### [EXERCISE INPUT]
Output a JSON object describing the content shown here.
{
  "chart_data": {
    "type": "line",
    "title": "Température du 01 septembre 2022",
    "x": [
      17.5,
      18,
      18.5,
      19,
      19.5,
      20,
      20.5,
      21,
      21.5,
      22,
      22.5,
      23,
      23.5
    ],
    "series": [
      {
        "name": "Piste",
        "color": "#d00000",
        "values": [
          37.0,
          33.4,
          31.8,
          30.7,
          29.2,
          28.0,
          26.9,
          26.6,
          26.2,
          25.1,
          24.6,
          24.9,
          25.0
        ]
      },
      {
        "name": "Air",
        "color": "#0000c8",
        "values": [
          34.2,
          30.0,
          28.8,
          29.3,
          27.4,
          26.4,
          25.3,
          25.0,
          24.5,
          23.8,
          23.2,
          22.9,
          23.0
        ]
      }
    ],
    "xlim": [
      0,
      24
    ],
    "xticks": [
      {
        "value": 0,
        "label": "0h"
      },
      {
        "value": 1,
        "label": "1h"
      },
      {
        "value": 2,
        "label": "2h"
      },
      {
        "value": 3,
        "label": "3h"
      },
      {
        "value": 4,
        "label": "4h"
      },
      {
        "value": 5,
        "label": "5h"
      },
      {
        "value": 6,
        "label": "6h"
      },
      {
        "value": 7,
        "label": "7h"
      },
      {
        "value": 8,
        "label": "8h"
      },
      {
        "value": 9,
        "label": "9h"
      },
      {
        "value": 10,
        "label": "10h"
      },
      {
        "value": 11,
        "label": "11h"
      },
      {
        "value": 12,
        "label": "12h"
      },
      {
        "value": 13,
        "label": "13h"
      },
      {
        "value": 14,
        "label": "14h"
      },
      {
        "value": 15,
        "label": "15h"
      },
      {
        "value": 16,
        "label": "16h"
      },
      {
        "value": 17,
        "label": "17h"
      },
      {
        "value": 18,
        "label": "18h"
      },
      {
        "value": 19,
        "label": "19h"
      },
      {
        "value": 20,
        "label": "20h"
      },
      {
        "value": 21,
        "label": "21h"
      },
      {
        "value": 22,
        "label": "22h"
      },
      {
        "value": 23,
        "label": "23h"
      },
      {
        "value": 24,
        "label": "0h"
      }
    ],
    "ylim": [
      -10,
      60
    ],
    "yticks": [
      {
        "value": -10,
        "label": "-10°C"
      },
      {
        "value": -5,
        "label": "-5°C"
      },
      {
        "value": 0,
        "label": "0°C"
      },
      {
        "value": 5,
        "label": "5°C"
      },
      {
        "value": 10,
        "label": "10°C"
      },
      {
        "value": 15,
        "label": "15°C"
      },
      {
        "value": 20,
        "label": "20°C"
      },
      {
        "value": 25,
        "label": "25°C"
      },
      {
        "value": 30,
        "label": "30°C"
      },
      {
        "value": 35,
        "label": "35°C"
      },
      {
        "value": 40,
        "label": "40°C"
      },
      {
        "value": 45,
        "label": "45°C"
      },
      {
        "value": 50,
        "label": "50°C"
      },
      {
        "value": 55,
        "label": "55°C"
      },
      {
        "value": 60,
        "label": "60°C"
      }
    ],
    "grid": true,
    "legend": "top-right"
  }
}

### [WHAT NEEDS TO BE DONE]
Restate all of the entries above precisely.

### [WORKED SOLUTION]
Output a JSON object describing the content shown here.
{
  "chart_data": {
    "type": "line",
    "title": "Température du 01 septembre 2022",
    "x": [
      17.5,
      18,
      18.5,
      19,
      19.5,
      20,
      20.5,
      21,
      21.5,
      22,
      22.5,
      23,
      23.5
    ],
    "series": [
      {
        "name": "Piste",
        "color": "#d00000",
        "values": [
          37.0,
          33.4,
          31.8,
          30.7,
          29.2,
          28.0,
          26.9,
          26.6,
          26.2,
          25.1,
          24.6,
          24.9,
          25.0
        ]
      },
      {
        "name": "Air",
        "color": "#0000c8",
        "values": [
          34.2,
          30.0,
          28.8,
          29.3,
          27.4,
          26.4,
          25.3,
          25.0,
          24.5,
          23.8,
          23.2,
          22.9,
          23.0
        ]
      }
    ],
    "xlim": [
      0,
      24
    ],
    "xticks": [
      {
        "value": 0,
        "label": "0h"
      },
      {
        "value": 1,
        "label": "1h"
      },
      {
        "value": 2,
        "label": "2h"
      },
      {
        "value": 3,
        "label": "3h"
      },
      {
        "value": 4,
        "label": "4h"
      },
      {
        "value": 5,
        "label": "5h"
      },
      {
        "value": 6,
        "label": "6h"
      },
      {
        "value": 7,
        "label": "7h"
      },
      {
        "value": 8,
        "label": "8h"
      },
      {
        "value": 9,
        "label": "9h"
      },
      {
        "value": 10,
        "label": "10h"
      },
      {
        "value": 11,
        "label": "11h"
      },
      {
        "value": 12,
        "label": "12h"
      },
      {
        "value": 13,
        "label": "13h"
      },
      {
        "value": 14,
        "label": "14h"
      },
      {
        "value": 15,
        "label": "15h"
      },
      {
        "value": 16,
        "label": "16h"
      },
      {
        "value": 17,
        "label": "17h"
      },
      {
        "value": 18,
        "label": "18h"
      },
      {
        "value": 19,
        "label": "19h"
      },
      {
        "value": 20,
        "label": "20h"
      },
      {
        "value": 21,
        "label": "21h"
      },
      {
        "value": 22,
        "label": "22h"
      },
      {
        "value": 23,
        "label": "23h"
      },
      {
        "value": 24,
        "label": "0h"
      }
    ],
    "ylim": [
      -10,
      60
    ],
    "yticks": [
      {
        "value": -10,
        "label": "-10°C"
      },
      {
        "value": -5,
        "label": "-5°C"
      },
      {
        "value": 0,
        "label": "0°C"
      },
      {
        "value": 5,
        "label": "5°C"
      },
      {
        "value": 10,
        "label": "10°C"
      },
      {
        "value": 15,
        "label": "15°C"
      },
      {
        "value": 20,
        "label": "20°C"
      },
      {
        "value": 25,
        "label": "25°C"
      },
      {
        "value": 30,
        "label": "30°C"
      },
      {
        "value": 35,
        "label": "35°C"
      },
      {
        "value": 40,
        "label": "40°C"
      },
      {
        "value": 45,
        "label": "45°C"
      },
      {
        "value": 50,
        "label": "50°C"
      },
      {
        "value": 55,
        "label": "55°C"
      },
      {
        "value": 60,
        "label": "60°C"
      }
    ],
    "grid": true,
    "legend": "top-right"
  }
}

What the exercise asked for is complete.